EXERCISE PROMPT: The entries below are to be written out again without alteration.

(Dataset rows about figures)

•••

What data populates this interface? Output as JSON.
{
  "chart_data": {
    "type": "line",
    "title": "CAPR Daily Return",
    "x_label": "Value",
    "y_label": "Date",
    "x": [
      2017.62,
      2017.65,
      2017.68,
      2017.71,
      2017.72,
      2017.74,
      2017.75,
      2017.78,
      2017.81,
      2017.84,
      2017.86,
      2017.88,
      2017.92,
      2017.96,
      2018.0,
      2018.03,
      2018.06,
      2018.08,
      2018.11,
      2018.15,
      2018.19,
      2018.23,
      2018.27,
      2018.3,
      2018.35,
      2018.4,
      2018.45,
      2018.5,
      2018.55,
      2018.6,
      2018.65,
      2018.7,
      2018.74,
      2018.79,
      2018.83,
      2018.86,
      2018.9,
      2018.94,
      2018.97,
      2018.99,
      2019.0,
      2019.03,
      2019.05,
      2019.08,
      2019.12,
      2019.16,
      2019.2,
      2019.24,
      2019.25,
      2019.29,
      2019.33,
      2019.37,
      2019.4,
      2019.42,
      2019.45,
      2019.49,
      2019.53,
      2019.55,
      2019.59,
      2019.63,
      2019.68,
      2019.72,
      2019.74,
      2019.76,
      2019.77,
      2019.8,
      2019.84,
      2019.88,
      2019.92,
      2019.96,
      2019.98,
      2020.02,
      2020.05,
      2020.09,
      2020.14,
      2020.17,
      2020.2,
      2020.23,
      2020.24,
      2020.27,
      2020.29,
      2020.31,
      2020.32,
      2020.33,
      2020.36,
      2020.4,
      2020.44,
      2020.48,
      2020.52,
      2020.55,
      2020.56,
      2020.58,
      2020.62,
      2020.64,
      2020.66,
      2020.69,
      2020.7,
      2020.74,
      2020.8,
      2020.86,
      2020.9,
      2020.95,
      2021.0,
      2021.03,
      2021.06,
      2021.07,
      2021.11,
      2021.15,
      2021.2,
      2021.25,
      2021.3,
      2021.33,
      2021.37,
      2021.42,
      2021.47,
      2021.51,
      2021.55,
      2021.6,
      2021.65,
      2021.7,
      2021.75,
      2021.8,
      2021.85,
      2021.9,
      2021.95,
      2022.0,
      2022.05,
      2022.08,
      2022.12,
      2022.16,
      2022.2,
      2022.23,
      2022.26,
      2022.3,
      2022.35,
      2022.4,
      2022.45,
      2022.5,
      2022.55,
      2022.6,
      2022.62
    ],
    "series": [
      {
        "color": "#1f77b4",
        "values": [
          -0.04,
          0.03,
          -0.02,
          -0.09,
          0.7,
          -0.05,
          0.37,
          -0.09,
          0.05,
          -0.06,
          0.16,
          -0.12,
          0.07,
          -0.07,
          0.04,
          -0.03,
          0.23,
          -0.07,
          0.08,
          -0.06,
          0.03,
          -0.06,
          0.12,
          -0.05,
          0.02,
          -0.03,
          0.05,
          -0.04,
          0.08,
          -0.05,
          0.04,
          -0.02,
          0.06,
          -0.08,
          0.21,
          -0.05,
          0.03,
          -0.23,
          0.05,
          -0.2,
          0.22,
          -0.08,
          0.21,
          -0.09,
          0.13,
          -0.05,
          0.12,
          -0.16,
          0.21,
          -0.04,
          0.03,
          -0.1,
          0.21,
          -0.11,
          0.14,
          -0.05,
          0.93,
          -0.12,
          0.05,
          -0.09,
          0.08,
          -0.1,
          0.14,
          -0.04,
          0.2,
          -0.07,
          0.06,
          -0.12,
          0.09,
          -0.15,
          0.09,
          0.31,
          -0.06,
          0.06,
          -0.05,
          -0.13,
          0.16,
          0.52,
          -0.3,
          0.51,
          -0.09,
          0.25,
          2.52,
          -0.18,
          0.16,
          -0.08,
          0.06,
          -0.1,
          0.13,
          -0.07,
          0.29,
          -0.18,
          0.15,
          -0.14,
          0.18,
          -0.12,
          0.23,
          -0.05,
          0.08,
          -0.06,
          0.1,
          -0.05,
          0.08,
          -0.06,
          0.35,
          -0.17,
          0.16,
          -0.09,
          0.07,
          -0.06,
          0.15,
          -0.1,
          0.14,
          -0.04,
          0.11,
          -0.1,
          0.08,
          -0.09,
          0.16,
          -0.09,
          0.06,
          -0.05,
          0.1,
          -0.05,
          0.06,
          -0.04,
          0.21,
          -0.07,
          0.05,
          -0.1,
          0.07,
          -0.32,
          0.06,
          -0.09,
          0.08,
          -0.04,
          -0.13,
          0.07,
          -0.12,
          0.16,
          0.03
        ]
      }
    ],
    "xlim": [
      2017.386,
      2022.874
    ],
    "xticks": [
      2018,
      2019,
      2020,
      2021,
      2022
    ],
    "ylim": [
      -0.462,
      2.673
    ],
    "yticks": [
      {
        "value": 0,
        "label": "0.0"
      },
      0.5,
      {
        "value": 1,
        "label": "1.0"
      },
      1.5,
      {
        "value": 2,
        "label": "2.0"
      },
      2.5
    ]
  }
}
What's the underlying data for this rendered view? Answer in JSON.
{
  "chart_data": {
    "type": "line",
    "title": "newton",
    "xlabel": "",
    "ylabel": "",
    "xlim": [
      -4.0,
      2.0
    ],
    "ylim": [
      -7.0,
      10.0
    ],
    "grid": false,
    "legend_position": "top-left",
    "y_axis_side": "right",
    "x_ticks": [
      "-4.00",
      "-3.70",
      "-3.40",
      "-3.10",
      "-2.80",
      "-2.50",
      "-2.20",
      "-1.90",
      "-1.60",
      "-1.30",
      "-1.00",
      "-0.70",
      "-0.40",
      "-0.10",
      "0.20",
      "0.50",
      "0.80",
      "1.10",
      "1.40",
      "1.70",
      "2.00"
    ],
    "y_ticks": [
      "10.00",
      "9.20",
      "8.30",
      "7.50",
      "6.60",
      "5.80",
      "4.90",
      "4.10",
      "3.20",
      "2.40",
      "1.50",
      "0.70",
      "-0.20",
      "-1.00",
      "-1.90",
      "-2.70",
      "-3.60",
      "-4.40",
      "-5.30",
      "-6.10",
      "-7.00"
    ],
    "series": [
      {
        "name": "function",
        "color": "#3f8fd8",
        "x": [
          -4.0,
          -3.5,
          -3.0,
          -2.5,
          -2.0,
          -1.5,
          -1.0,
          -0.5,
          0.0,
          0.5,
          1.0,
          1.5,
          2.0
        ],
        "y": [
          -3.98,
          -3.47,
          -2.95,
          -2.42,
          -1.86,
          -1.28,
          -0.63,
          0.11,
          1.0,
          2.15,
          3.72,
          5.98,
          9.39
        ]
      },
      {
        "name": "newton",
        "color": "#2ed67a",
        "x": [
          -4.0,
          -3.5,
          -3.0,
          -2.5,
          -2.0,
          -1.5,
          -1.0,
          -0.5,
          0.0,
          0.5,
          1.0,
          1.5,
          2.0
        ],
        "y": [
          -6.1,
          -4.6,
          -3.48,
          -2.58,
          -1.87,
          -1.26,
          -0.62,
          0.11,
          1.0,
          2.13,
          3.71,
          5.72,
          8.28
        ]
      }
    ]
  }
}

•••

CORRECT RESPONSE:
What data populates this interface? Output as JSON.
{
  "chart_data": {
    "type": "line",
    "title": "CAPR Daily Return",
    "x_label": "Value",
    "y_label": "Date",
    "x": [
      2017.62,
      2017.65,
      2017.68,
      2017.71,
      2017.72,
      2017.74,
      2017.75,
      2017.78,
      2017.81,
      2017.84,
      2017.86,
      2017.88,
      2017.92,
      2017.96,
      2018.0,
      2018.03,
      2018.06,
      2018.08,
      2018.11,
      2018.15,
      2018.19,
      2018.23,
      2018.27,
      2018.3,
      2018.35,
      2018.4,
      2018.45,
      2018.5,
      2018.55,
      2018.6,
      2018.65,
      2018.7,
      2018.74,
      2018.79,
      2018.83,
      2018.86,
      2018.9,
      2018.94,
      2018.97,
      2018.99,
      2019.0,
      2019.03,
      2019.05,
      2019.08,
      2019.12,
      2019.16,
      2019.2,
      2019.24,
      2019.25,
      2019.29,
      2019.33,
      2019.37,
      2019.4,
      2019.42,
      2019.45,
      2019.49,
      2019.53,
      2019.55,
      2019.59,
      2019.63,
      2019.68,
      2019.72,
      2019.74,
      2019.76,
      2019.77,
      2019.8,
      2019.84,
      2019.88,
      2019.92,
      2019.96,
      2019.98,
      2020.02,
      2020.05,
      2020.09,
      2020.14,
      2020.17,
      2020.2,
      2020.23,
      2020.24,
      2020.27,
      2020.29,
      2020.31,
      2020.32,
      2020.33,
      2020.36,
      2020.4,
      2020.44,
      2020.48,
      2020.52,
      2020.55,
      2020.56,
      2020.58,
      2020.62,
      2020.64,
      2020.66,
      2020.69,
      2020.7,
      2020.74,
      2020.8,
      2020.86,
      2020.9,
      2020.95,
      2021.0,
      2021.03,
      2021.06,
      2021.07,
      2021.11,
      2021.15,
      2021.2,
      2021.25,
      2021.3,
      2021.33,
      2021.37,
      2021.42,
      2021.47,
      2021.51,
      2021.55,
      2021.6,
      2021.65,
      2021.7,
      2021.75,
      2021.8,
      2021.85,
      2021.9,
      2021.95,
      2022.0,
      2022.05,
      2022.08,
      2022.12,
      2022.16,
      2022.2,
      2022.23,
      2022.26,
      2022.3,
      2022.35,
      2022.4,
      2022.45,
      2022.5,
      2022.55,
      2022.6,
      2022.62
    ],
    "series": [
      {
        "color": "#1f77b4",
        "values": [
          -0.04,
          0.03,
          -0.02,
          -0.09,
          0.7,
          -0.05,
          0.37,
          -0.09,
          0.05,
          -0.06,
          0.16,
          -0.12,
          0.07,
          -0.07,
          0.04,
          -0.03,
          0.23,
          -0.07,
          0.08,
          -0.06,
          0.03,
          -0.06,
          0.12,
          -0.05,
          0.02,
          -0.03,
          0.05,
          -0.04,
          0.08,
          -0.05,
          0.04,
          -0.02,
          0.06,
          -0.08,
          0.21,
          -0.05,
          0.03,
          -0.23,
          0.05,
          -0.2,
          0.22,
          -0.08,
          0.21,
          -0.09,
          0.13,
          -0.05,
          0.12,
          -0.16,
          0.21,
          -0.04,
          0.03,
          -0.1,
          0.21,
          -0.11,
          0.14,
          -0.05,
          0.93,
          -0.12,
          0.05,
          -0.09,
          0.08,
          -0.1,
          0.14,
          -0.04,
          0.2,
          -0.07,
          0.06,
          -0.12,
          0.09,
          -0.15,
          0.09,
          0.31,
          -0.06,
          0.06,
          -0.05,
          -0.13,
          0.16,
          0.52,
          -0.3,
          0.51,
          -0.09,
          0.25,
          2.52,
          -0.18,
          0.16,
          -0.08,
          0.06,
          -0.1,
          0.13,
          -0.07,
          0.29,
          -0.18,
          0.15,
          -0.14,
          0.18,
          -0.12,
          0.23,
          -0.05,
          0.08,
          -0.06,
          0.1,
          -0.05,
          0.08,
          -0.06,
          0.35,
          -0.17,
          0.16,
          -0.09,
          0.07,
          -0.06,
          0.15,
          -0.1,
          0.14,
          -0.04,
          0.11,
          -0.1,
          0.08,
          -0.09,
          0.16,
          -0.09,
          0.06,
          -0.05,
          0.1,
          -0.05,
          0.06,
          -0.04,
          0.21,
          -0.07,
          0.05,
          -0.1,
          0.07,
          -0.32,
          0.06,
          -0.09,
          0.08,
          -0.04,
          -0.13,
          0.07,
          -0.12,
          0.16,
          0.03
        ]
      }
    ],
    "xlim": [
      2017.386,
      2022.874
    ],
    "xticks": [
      2018,
      2019,
      2020,
      2021,
      2022
    ],
    "ylim": [
      -0.462,
      2.673
    ],
    "yticks": [
      {
        "value": 0,
        "label": "0.0"
      },
      0.5,
      {
        "value": 1,
        "label": "1.0"
      },
      1.5,
      {
        "value": 2,
        "label": "2.0"
      },
      2.5
    ]
  }
}
What's the underlying data for this rendered view? Answer in JSON.
{
  "chart_data": {
    "type": "line",
    "title": "newton",
    "xlabel": "",
    "ylabel": "",
    "xlim": [
      -4.0,
      2.0
    ],
    "ylim": [
      -7.0,
      10.0
    ],
    "grid": false,
    "legend_position": "top-left",
    "y_axis_side": "right",
    "x_ticks": [
      "-4.00",
      "-3.70",
      "-3.40",
      "-3.10",
      "-2.80",
      "-2.50",
      "-2.20",
      "-1.90",
      "-1.60",
      "-1.30",
      "-1.00",
      "-0.70",
      "-0.40",
      "-0.10",
      "0.20",
      "0.50",
      "0.80",
      "1.10",
      "1.40",
      "1.70",
      "2.00"
    ],
    "y_ticks": [
      "10.00",
      "9.20",
      "8.30",
      "7.50",
      "6.60",
      "5.80",
      "4.90",
      "4.10",
      "3.20",
      "2.40",
      "1.50",
      "0.70",
      "-0.20",
      "-1.00",
      "-1.90",
      "-2.70",
      "-3.60",
      "-4.40",
      "-5.30",
      "-6.10",
      "-7.00"
    ],
    "series": [
      {
        "name": "function",
        "color": "#3f8fd8",
        "x": [
          -4.0,
          -3.5,
          -3.0,
          -2.5,
          -2.0,
          -1.5,
          -1.0,
          -0.5,
          0.0,
          0.5,
          1.0,
          1.5,
          2.0
        ],
        "y": [
          -3.98,
          -3.47,
          -2.95,
          -2.42,
          -1.86,
          -1.28,
          -0.63,
          0.11,
          1.0,
          2.15,
          3.72,
          5.98,
          9.39
        ]
      },
      {
        "name": "newton",
        "color": "#2ed67a",
        "x": [
          -4.0,
          -3.5,
          -3.0,
          -2.5,
          -2.0,
          -1.5,
          -1.0,
          -0.5,
          0.0,
          0.5,
          1.0,
          1.5,
          2.0
        ],
        "y": [
          -6.1,
          -4.6,
          -3.48,
          -2.58,
          -1.87,
          -1.26,
          -0.62,
          0.11,
          1.0,
          2.13,
          3.71,
          5.72,
          8.28
        ]
      }
    ]
  }
}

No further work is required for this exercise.